# What is asked
1. In the Syria commentary, on what date were the UN-led peace negotiations in Geneva suspended?
2. Which parties does the Syria commentary say are served by the current escalation in hostilities? List every one.
3. From the Syria commentary, reproduce word for word the part that begins with the words containing "Stephen Szabo - Executive" and ends with "lines of demarcation.".

On top of this Syrian specificity is the Russian intervention of September 2015. Meant first to rescue the crumbling army of an allied Arab regime, Moscow’s action was also designed to establish a lasting Russian stronghold in the Middle East and to notify Washington that U.S. dominance in world affairs was over. The Russian intervention had significant side effects as well: it froze Turkey’s policy on Syria and sent a signal to Tehran that the Iranians were not alone in controlling the Syrian civil war.
Russia’s campaign to stabilize the western part of Syria and reconquer the neighboring Aleppo province is being conducted Chechnya-style: raze everything and ask questions later. This is triggering a new, massive exodus of civilians and in turn aggravating the refugee crisis in Europe. In such a context, the latest round of UN-led peace talks in Geneva appears a mere facade.
The current escalation in hostilities serves the objectives of Syrian President Bashar al-Assad’s regime, Russia, and Iran. Agreeing on Syria’s political transition is therefore still a distant prospect.
Shimon Stein - Senior fellow at the Institute for National Security Studies at Tel Aviv University
Of course a political solution can be found to the Syrian crisis. But for that to happen, as in many other crises in the region and beyond, the circumstances that will help launch a political process have to ripen. In this respect, Syria is still far away from the point at which all the parties involved locally, regionally, and globally are willing to strike a compromise, which means giving up their ultimate objectives to pave the way for a credible political process.
The suspension of UN-led peace negotiations in Geneva on February 3 and the current military offensive in and around the central city of Aleppo are but the latest demonstrations that none of the parties feels it has secured its strategic interests through military means. As a result, the time is not ripe to launch a political process in which the actors concerned will be able to reap the fruits of their military strength. What is more, the ensuing humanitarian catastrophe doesn’t seem to be a factor at all in the calculations of the parties involved in the war.
Stephen Szabo - Executive director of the Transatlantic Academy
The only political solution will come from a military one. Syria has ceased to exist in a recognizable form and is the Middle Eastern version of Humpty Dumpty, incapable of being pieced back together again. Partition or, at best, radical decentralization is the only stable outcome, and the political lines of any solution will be drawn along the military lines of demarcation.
Russia’s bombardments of Aleppo and other cities have made it abundantly clear that Moscow has no intention of working toward a negotiated settlement along the lines acceptable to the other players. The massive outflow of refugees toward Turkey and then to Europe is unacceptable to the Western powers. The United States and its allies must take immediate action to create safe havens and provide security and economic assistance to those living in the Kurdish and other areas still free from the Syrian and Russian militaries.
This is hardly a clean or ideal solution, but the West learned in Kosovo that at some point, military action and partition are preferable to continued regional destabilization.

# Recorded data
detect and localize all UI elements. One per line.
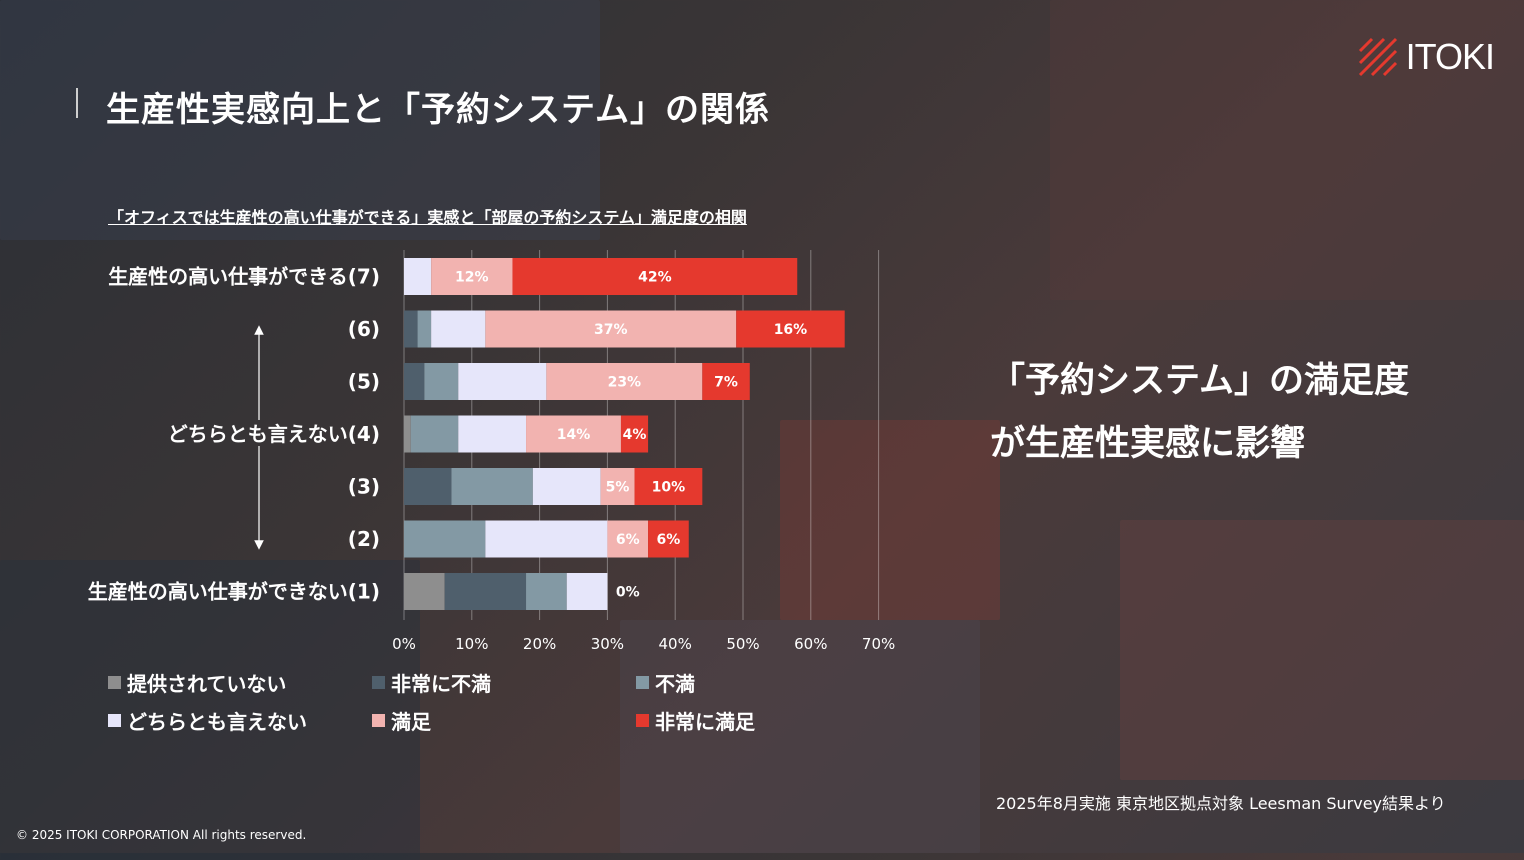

# Solutions for each task
1. February 3

2.
- Syrian President Bashar al-Assad's regime
- Russia
- Iran

3.
Stephen Szabo - Executive director of the Transatlantic Academy
The only political solution will come from a military one. Syria has ceased to exist in a recognizable form and is the Middle Eastern version of Humpty Dumpty, incapable of being pieced back together again. Partition or, at best, radical decentralization is the only stable outcome, and the political lines of any solution will be drawn along the military lines of demarcation.